— Begin Extracted material —
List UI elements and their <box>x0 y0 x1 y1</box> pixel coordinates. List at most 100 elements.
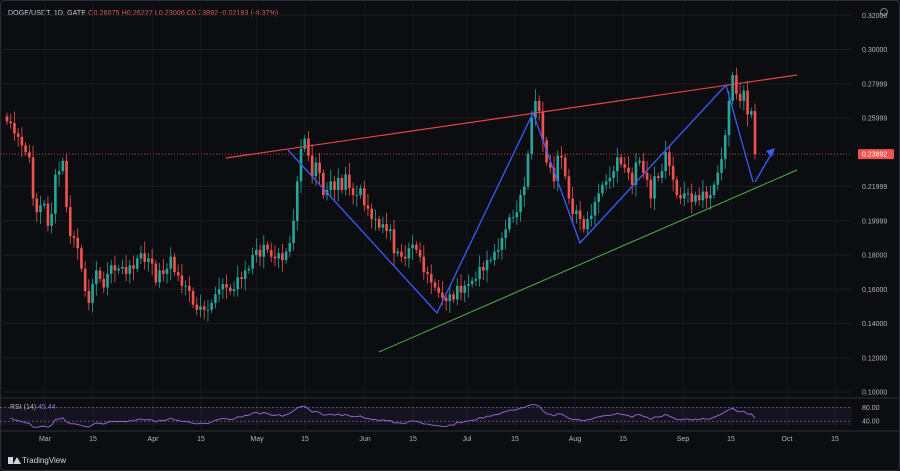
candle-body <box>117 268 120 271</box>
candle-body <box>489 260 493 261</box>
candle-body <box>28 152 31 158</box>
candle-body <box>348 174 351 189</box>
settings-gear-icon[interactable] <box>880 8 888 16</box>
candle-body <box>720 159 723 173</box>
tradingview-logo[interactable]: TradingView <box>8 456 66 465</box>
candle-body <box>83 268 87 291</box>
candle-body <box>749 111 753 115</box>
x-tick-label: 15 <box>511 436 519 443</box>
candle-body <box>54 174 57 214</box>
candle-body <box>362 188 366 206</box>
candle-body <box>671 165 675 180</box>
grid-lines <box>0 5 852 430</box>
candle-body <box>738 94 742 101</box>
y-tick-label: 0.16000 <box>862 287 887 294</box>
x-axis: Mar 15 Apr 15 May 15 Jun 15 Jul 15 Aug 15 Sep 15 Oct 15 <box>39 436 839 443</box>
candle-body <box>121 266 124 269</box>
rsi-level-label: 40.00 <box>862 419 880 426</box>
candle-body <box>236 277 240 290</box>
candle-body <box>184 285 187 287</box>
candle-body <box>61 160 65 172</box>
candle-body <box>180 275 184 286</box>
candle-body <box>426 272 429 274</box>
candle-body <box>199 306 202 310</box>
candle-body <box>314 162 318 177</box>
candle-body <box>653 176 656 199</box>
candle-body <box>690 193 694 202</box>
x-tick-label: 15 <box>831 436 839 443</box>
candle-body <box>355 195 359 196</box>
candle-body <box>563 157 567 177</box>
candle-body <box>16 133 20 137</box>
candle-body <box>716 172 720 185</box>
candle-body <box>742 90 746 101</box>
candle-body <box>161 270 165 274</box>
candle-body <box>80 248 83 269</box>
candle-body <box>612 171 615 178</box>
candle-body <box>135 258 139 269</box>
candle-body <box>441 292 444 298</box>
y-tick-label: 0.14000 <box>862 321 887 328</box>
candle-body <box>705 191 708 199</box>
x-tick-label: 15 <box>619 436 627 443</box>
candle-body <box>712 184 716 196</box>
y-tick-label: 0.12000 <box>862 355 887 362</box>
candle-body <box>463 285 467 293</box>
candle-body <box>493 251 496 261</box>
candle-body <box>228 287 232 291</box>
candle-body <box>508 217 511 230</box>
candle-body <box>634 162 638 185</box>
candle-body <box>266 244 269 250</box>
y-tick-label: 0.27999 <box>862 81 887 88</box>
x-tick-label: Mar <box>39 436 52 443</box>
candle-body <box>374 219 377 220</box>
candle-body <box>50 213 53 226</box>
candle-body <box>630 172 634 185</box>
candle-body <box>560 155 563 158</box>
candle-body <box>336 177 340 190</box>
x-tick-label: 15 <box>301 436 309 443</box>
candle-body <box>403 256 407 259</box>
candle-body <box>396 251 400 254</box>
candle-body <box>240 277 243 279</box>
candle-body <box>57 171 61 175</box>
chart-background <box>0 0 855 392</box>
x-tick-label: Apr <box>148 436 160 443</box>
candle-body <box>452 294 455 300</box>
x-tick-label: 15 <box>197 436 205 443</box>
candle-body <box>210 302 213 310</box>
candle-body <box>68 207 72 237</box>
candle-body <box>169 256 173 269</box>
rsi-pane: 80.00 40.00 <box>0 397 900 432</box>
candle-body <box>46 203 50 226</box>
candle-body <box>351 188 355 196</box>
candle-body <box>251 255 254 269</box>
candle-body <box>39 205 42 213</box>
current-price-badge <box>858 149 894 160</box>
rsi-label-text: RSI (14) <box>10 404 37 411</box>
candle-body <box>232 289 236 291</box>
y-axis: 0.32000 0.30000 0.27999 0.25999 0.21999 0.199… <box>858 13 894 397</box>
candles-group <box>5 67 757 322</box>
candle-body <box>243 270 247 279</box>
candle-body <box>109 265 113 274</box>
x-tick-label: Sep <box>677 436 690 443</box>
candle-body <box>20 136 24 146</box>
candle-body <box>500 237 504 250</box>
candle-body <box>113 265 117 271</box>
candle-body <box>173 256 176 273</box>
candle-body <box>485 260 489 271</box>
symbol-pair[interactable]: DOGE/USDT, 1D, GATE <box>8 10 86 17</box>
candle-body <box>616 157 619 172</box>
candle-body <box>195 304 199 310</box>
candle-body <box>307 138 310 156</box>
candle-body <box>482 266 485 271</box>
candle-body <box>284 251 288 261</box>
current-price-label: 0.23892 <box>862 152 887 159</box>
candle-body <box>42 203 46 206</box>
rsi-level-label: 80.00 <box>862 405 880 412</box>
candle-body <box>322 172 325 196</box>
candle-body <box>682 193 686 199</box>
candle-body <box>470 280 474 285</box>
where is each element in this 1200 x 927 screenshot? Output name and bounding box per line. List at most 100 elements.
— End Extracted material —
Set task — Return every line of the records above that contains the string "List", copied unchanged.

Answer for the task —
List UI elements and their <box>x0 y0 x1 y1</box> pixel coordinates. List at most 100 elements.
where is each element in this 1200 x 927 screenshot? Output name and bounding box per line. List at most 100 elements.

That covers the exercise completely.